Set problem: Pull each line holding the word "JSON" from the data.

Provided data:
___
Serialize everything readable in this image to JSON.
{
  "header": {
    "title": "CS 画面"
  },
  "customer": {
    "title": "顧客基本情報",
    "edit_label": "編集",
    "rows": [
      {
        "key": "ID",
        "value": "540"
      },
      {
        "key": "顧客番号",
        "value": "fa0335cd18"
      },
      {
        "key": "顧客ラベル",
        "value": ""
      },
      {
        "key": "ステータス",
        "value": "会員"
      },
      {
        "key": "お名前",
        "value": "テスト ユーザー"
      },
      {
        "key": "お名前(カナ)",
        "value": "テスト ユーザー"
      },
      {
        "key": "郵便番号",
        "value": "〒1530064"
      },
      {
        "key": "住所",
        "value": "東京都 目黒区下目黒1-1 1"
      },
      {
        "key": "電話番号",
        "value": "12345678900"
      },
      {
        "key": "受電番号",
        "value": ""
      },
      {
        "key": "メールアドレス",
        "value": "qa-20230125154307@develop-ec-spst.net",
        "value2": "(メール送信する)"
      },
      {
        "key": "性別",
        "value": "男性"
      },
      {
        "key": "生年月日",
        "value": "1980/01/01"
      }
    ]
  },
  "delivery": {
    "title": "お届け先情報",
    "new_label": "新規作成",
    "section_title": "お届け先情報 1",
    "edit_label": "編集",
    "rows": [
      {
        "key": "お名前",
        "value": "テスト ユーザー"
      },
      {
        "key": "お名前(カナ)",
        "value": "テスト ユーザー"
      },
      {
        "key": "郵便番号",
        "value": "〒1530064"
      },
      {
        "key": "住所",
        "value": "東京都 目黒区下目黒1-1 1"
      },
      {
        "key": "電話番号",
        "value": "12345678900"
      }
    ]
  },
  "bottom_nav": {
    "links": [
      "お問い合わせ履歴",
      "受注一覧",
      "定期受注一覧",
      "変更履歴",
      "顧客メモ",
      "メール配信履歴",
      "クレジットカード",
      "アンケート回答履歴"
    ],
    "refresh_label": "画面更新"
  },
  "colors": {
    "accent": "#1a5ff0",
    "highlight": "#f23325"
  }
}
___
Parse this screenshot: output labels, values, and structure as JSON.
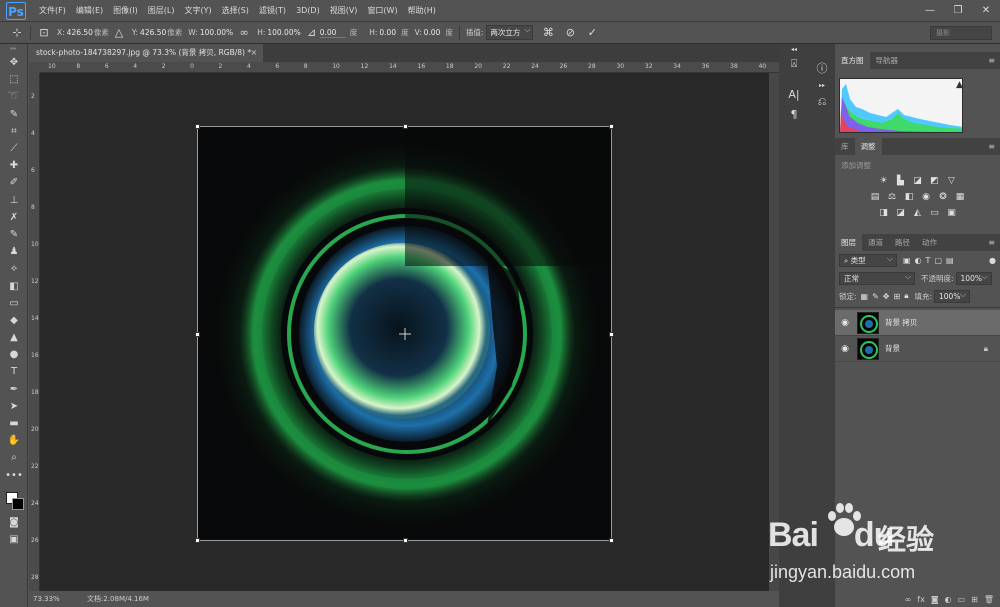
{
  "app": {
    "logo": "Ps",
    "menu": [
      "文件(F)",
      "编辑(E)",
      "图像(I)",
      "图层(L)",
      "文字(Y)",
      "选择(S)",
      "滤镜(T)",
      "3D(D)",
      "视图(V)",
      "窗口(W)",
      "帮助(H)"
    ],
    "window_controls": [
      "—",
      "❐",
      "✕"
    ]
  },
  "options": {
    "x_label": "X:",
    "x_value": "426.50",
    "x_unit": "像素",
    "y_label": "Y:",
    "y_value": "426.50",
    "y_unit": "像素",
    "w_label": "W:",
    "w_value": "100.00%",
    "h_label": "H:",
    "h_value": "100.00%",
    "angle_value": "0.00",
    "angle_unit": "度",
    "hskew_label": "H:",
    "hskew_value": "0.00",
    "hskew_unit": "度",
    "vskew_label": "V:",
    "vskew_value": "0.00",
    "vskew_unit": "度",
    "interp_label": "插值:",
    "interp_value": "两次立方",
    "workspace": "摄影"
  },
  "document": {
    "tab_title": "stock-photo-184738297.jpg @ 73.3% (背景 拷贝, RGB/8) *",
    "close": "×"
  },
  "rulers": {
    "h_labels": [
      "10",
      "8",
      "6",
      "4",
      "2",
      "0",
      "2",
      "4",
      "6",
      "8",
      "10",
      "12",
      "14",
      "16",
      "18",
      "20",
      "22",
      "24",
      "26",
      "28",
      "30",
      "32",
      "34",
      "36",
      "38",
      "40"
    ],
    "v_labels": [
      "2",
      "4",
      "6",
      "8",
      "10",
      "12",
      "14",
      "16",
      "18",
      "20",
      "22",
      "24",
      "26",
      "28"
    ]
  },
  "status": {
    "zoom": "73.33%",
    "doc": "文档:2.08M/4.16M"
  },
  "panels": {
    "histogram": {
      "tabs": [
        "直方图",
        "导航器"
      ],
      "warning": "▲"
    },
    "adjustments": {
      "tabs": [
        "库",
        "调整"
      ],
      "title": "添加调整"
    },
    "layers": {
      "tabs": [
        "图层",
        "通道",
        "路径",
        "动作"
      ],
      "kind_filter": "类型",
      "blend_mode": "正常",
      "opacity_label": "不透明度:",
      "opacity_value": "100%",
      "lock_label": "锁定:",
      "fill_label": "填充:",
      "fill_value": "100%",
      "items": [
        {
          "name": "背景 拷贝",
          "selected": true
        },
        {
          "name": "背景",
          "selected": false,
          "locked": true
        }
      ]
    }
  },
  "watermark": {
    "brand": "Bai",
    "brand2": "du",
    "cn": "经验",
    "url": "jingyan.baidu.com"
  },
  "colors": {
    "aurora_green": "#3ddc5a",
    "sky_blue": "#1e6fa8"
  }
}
___
Response to the task:
Serialize everything readable in this image to JSON.
Parse this screenshot: output labels, values, and structure as JSON.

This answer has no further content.